**WRITTEN INSTRUCTION**
Please name the method the SqlClient UTF-8 thread recommends for reading a 2 GiB JSON string today.

**SOURCE PASSAGE**
++++++++++++++++++++
Open aersam opened 3 years ago
The ask here is basically raw read access, i.e. to retrieve nvarchar columns via SqlDataReader.GetFieldValue<byte>
(and possibly also SqlDataReader.GetBytes), so as to enable efficient string access without performing UTF8->UTF16 conversions. FWIW in Npgsql we ended up always allowing raw byte access to column data - this way users can always do what they want.
Note that this assumes SqlClient can get UTF8-encoded strings from SQL Server for varchar/nvarchar (which it would then expose directly as byte[]) - not sure if this is actually possible (thanks @vonzshik for pointing that out and looking into it).
Well, it nvarchar would return UTF-16 and it's documented, then it would be ok for me. My use case is really UTF8-varchar fields
The ask here is basically raw read access
I believe that the internal format of sql char data is UCS16 which is close to UTF16 but not the same, historic stuff. For some reason I also think that even utf8 data is sent in 16 bit chunks in-protocol so while storing as utf8 may be beneficial it'll need decoding.
It's worth exploring when we get a NET6 build.
If you're doing to be using System.Json and other string-free or low allocation techniques we could consider a UTF8Stream which returns you a byte streamable result.
I think that high-perf low-allocation APIs typically operate on ReadOnlySpan<byte>
rather than on a stream (e.g. Utf8JsonReader) - ideally you would be able to access a varchar/nvarchar in whatever way you can already access raw binary data (GetBytes/GetFieldValue, GetStream if you want a stream). Of course SqlClient could still be performing decoding behind the scenes, though if that's necessary that reduces the value of this to some extent.
If you wanted to read a 2Gib json string today I would advise using GetTextReader instead of getting the string. In the same way, if we add utf8 support I think we should add a streamed version as well as the ROS
Of course SqlClient could still be performing decoding behind the scenes, though if that's necessary that reduces the value of this to some extent.
Agreed. I think it is worth doing, if the user has utf8 data we should provide it in that form.
If you wanted to read a 2Gib json string today I would advise using GetTextReader instead of getting the string. In the same way, if we add utf8 support I think we should add a streamed version as well as the ROS or Utf8String based version.
Definitely not pushing back - having GetStream work on varchar/nvarchar columns could be useful (though I'm not sure how users would work with that data).
Reading around UTF8 support to see if i had my facts correct I found this extensive article which is well worth reading. https://sqlquantumleap.com/2018/09/28/native-utf-8-support-in-sql-server-2019-savior-false-prophet-or-both/ In general UTF8 in sql server is not a great idea and will hurt performance in some scenarios. That doesn't means we shouldn't support it for those who will need it, just that people need to be careful to use it appropriately.
@aersamkull Hi, Can you provide a use case of requested feature as a repro? That will help us to have a better understanding.
++++++++++++++++++++
**INFORMATION SHOWN**
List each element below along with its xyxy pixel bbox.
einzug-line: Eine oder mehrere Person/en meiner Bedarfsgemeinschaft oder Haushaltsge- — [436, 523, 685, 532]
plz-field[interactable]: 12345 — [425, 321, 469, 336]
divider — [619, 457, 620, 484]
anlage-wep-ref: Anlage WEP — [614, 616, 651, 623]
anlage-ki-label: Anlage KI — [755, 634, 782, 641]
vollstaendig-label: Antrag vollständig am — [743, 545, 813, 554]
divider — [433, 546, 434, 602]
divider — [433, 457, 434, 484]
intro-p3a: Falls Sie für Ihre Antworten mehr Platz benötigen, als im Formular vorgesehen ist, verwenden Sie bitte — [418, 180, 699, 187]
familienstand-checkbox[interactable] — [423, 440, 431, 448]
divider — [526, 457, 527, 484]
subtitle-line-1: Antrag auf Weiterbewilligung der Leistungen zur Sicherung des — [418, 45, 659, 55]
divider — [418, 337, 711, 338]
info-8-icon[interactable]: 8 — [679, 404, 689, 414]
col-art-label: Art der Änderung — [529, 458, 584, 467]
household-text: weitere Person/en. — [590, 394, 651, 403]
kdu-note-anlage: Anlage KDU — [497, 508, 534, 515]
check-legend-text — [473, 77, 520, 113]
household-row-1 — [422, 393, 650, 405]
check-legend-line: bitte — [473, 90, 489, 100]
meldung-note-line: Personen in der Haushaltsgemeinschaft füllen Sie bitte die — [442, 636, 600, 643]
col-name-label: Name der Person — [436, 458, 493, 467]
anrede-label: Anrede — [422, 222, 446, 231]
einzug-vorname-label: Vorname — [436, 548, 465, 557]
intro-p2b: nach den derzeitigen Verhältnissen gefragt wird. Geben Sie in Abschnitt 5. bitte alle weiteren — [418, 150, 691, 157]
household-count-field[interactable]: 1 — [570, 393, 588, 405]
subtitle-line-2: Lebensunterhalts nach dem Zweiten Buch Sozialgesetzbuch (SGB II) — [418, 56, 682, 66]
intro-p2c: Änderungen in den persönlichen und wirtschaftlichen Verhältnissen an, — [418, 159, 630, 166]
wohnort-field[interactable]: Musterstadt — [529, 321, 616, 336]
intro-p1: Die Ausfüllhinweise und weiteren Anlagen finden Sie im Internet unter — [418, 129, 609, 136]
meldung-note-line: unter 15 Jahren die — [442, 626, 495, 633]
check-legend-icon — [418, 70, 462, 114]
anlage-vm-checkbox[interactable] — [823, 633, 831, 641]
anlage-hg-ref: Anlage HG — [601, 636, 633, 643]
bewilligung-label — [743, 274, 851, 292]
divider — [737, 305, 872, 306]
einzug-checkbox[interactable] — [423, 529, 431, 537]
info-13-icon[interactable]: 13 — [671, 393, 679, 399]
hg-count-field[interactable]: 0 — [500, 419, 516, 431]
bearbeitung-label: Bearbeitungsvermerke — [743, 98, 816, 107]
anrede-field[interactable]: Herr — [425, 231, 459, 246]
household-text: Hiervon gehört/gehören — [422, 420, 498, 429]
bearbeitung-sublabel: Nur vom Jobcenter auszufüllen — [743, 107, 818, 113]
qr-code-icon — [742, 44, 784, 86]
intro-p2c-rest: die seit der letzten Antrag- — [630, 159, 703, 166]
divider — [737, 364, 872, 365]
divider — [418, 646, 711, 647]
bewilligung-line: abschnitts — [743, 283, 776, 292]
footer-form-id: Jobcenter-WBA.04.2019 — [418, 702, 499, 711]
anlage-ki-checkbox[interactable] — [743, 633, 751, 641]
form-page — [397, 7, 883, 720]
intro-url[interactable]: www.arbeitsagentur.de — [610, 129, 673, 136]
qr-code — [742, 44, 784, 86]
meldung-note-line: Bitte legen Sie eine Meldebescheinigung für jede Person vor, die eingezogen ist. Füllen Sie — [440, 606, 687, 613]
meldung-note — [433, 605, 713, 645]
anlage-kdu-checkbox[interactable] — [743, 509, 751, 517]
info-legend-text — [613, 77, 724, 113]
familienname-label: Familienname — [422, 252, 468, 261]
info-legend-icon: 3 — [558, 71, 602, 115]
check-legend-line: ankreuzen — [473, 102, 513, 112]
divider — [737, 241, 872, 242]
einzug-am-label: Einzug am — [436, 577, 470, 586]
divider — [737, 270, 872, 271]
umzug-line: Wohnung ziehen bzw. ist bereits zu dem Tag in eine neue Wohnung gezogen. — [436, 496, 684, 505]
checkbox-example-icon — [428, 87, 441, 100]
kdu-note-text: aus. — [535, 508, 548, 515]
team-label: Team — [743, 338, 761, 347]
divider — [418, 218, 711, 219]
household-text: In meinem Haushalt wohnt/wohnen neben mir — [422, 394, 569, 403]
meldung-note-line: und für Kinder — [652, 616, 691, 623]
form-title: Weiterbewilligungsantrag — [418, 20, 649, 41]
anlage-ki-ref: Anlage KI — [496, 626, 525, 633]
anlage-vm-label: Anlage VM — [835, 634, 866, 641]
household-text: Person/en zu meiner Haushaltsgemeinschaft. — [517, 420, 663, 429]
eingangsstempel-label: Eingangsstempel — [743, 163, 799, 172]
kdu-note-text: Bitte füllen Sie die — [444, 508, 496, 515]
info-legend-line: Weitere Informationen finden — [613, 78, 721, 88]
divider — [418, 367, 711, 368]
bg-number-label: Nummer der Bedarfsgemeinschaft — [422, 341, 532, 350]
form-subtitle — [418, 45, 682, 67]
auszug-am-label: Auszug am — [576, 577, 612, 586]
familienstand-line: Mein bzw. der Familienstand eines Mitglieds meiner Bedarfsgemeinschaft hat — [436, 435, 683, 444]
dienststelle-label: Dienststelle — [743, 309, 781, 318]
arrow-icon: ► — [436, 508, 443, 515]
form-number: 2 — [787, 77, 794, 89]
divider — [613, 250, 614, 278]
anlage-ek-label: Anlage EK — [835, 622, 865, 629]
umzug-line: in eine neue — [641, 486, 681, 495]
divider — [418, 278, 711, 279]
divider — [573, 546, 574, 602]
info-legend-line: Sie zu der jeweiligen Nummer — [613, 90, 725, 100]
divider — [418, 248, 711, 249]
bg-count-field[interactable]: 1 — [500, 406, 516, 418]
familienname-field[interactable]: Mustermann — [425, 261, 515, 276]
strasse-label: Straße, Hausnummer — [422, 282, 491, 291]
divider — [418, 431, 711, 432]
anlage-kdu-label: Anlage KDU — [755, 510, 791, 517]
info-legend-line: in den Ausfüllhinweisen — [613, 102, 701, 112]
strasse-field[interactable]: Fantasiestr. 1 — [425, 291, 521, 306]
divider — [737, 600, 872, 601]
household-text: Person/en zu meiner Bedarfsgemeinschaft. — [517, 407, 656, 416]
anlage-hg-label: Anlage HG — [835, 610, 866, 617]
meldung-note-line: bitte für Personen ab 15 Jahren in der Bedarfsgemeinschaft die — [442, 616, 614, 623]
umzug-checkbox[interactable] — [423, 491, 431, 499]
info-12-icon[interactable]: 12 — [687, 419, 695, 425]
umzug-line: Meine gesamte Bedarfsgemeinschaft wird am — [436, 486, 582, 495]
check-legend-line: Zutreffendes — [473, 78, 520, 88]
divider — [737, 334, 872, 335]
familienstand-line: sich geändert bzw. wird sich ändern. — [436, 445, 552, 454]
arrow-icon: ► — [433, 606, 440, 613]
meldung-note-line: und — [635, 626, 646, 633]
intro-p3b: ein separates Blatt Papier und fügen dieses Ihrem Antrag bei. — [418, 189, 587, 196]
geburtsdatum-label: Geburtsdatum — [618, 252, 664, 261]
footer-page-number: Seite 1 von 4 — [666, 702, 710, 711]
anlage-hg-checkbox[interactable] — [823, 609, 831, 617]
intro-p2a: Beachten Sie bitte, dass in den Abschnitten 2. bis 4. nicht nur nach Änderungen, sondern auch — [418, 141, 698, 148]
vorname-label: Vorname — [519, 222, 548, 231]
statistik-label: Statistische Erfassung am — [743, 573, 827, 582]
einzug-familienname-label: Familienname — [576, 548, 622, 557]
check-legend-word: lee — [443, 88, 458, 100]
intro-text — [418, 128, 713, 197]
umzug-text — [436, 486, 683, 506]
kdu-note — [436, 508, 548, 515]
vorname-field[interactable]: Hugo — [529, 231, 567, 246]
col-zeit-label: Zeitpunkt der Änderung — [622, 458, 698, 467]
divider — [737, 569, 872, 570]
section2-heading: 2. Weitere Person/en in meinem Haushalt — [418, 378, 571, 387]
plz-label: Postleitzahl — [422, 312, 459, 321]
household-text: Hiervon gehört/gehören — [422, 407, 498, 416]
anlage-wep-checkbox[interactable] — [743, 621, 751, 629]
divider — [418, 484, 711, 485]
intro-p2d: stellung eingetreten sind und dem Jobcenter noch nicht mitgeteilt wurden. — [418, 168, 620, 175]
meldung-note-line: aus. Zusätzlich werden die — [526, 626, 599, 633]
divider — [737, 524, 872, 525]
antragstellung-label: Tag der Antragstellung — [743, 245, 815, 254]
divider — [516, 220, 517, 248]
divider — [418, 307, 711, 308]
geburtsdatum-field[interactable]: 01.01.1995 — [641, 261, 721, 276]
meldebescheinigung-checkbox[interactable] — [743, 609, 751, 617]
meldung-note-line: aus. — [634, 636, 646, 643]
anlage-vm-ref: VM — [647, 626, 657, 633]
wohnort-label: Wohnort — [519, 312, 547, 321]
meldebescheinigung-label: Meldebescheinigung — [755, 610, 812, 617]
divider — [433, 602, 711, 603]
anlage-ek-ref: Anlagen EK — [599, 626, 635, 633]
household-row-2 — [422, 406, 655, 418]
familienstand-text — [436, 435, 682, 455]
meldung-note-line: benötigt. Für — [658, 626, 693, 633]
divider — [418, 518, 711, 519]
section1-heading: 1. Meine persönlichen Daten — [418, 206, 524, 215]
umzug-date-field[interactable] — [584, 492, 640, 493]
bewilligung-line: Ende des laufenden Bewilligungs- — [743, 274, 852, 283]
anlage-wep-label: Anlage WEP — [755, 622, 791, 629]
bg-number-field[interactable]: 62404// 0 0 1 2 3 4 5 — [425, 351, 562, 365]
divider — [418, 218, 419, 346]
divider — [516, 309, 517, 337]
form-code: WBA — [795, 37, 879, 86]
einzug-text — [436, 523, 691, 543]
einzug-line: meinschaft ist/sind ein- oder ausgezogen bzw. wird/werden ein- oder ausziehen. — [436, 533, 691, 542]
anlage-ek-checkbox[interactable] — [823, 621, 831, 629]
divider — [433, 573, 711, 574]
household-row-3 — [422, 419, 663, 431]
++++++++++++++++++++
**EXPECTED OUTPUT**
GetTextReader